[Chart and figure data]
>> BEGIN

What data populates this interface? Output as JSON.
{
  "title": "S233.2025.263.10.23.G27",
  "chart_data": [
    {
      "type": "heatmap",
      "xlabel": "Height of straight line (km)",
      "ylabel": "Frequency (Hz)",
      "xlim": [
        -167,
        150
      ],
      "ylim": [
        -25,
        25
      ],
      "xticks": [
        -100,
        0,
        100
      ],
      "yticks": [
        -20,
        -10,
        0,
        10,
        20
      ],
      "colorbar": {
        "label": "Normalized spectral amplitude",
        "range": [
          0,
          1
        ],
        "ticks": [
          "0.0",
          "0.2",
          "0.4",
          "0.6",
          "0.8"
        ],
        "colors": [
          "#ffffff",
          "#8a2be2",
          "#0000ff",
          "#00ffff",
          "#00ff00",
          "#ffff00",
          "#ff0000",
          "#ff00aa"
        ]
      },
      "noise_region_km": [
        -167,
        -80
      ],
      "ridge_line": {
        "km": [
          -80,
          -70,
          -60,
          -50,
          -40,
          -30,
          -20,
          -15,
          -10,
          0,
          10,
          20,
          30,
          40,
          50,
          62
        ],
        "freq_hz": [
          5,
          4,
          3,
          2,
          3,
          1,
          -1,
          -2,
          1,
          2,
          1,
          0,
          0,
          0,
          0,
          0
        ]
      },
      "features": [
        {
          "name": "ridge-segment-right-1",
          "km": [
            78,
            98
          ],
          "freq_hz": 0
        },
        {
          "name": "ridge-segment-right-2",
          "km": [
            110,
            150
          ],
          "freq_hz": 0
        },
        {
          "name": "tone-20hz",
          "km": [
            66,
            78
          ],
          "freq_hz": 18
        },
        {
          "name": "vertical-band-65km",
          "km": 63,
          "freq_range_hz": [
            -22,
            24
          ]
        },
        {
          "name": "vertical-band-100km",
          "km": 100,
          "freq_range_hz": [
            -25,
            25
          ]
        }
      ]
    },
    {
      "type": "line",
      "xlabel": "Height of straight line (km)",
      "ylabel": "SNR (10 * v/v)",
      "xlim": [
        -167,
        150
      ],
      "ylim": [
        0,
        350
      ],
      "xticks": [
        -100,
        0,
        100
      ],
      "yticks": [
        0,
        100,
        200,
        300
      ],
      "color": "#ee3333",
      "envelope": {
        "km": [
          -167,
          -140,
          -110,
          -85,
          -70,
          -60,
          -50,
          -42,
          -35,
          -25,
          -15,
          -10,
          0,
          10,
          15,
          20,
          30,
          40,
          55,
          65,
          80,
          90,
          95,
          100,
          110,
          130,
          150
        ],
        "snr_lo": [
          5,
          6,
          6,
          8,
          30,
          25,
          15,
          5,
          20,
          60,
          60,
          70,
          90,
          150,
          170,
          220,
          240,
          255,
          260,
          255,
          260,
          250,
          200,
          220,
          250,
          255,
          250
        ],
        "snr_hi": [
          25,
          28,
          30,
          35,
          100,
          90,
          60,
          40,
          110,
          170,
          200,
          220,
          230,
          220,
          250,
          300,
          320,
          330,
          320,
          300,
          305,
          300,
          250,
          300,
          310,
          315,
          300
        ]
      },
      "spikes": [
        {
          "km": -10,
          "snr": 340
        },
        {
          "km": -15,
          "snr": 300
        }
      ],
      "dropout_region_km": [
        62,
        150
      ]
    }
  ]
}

>> END

■ Your objective
Return the whole listing exactly.

■ Completed task
What data populates this interface? Output as JSON.
{
  "title": "S233.2025.263.10.23.G27",
  "chart_data": [
    {
      "type": "heatmap",
      "xlabel": "Height of straight line (km)",
      "ylabel": "Frequency (Hz)",
      "xlim": [
        -167,
        150
      ],
      "ylim": [
        -25,
        25
      ],
      "xticks": [
        -100,
        0,
        100
      ],
      "yticks": [
        -20,
        -10,
        0,
        10,
        20
      ],
      "colorbar": {
        "label": "Normalized spectral amplitude",
        "range": [
          0,
          1
        ],
        "ticks": [
          "0.0",
          "0.2",
          "0.4",
          "0.6",
          "0.8"
        ],
        "colors": [
          "#ffffff",
          "#8a2be2",
          "#0000ff",
          "#00ffff",
          "#00ff00",
          "#ffff00",
          "#ff0000",
          "#ff00aa"
        ]
      },
      "noise_region_km": [
        -167,
        -80
      ],
      "ridge_line": {
        "km": [
          -80,
          -70,
          -60,
          -50,
          -40,
          -30,
          -20,
          -15,
          -10,
          0,
          10,
          20,
          30,
          40,
          50,
          62
        ],
        "freq_hz": [
          5,
          4,
          3,
          2,
          3,
          1,
          -1,
          -2,
          1,
          2,
          1,
          0,
          0,
          0,
          0,
          0
        ]
      },
      "features": [
        {
          "name": "ridge-segment-right-1",
          "km": [
            78,
            98
          ],
          "freq_hz": 0
        },
        {
          "name": "ridge-segment-right-2",
          "km": [
            110,
            150
          ],
          "freq_hz": 0
        },
        {
          "name": "tone-20hz",
          "km": [
            66,
            78
          ],
          "freq_hz": 18
        },
        {
          "name": "vertical-band-65km",
          "km": 63,
          "freq_range_hz": [
            -22,
            24
          ]
        },
        {
          "name": "vertical-band-100km",
          "km": 100,
          "freq_range_hz": [
            -25,
            25
          ]
        }
      ]
    },
    {
      "type": "line",
      "xlabel": "Height of straight line (km)",
      "ylabel": "SNR (10 * v/v)",
      "xlim": [
        -167,
        150
      ],
      "ylim": [
        0,
        350
      ],
      "xticks": [
        -100,
        0,
        100
      ],
      "yticks": [
        0,
        100,
        200,
        300
      ],
      "color": "#ee3333",
      "envelope": {
        "km": [
          -167,
          -140,
          -110,
          -85,
          -70,
          -60,
          -50,
          -42,
          -35,
          -25,
          -15,
          -10,
          0,
          10,
          15,
          20,
          30,
          40,
          55,
          65,
          80,
          90,
          95,
          100,
          110,
          130,
          150
        ],
        "snr_lo": [
          5,
          6,
          6,
          8,
          30,
          25,
          15,
          5,
          20,
          60,
          60,
          70,
          90,
          150,
          170,
          220,
          240,
          255,
          260,
          255,
          260,
          250,
          200,
          220,
          250,
          255,
          250
        ],
        "snr_hi": [
          25,
          28,
          30,
          35,
          100,
          90,
          60,
          40,
          110,
          170,
          200,
          220,
          230,
          220,
          250,
          300,
          320,
          330,
          320,
          300,
          305,
          300,
          250,
          300,
          310,
          315,
          300
        ]
      },
      "spikes": [
        {
          "km": -10,
          "snr": 340
        },
        {
          "km": -15,
          "snr": 300
        }
      ],
      "dropout_region_km": [
        62,
        150
      ]
    }
  ]
}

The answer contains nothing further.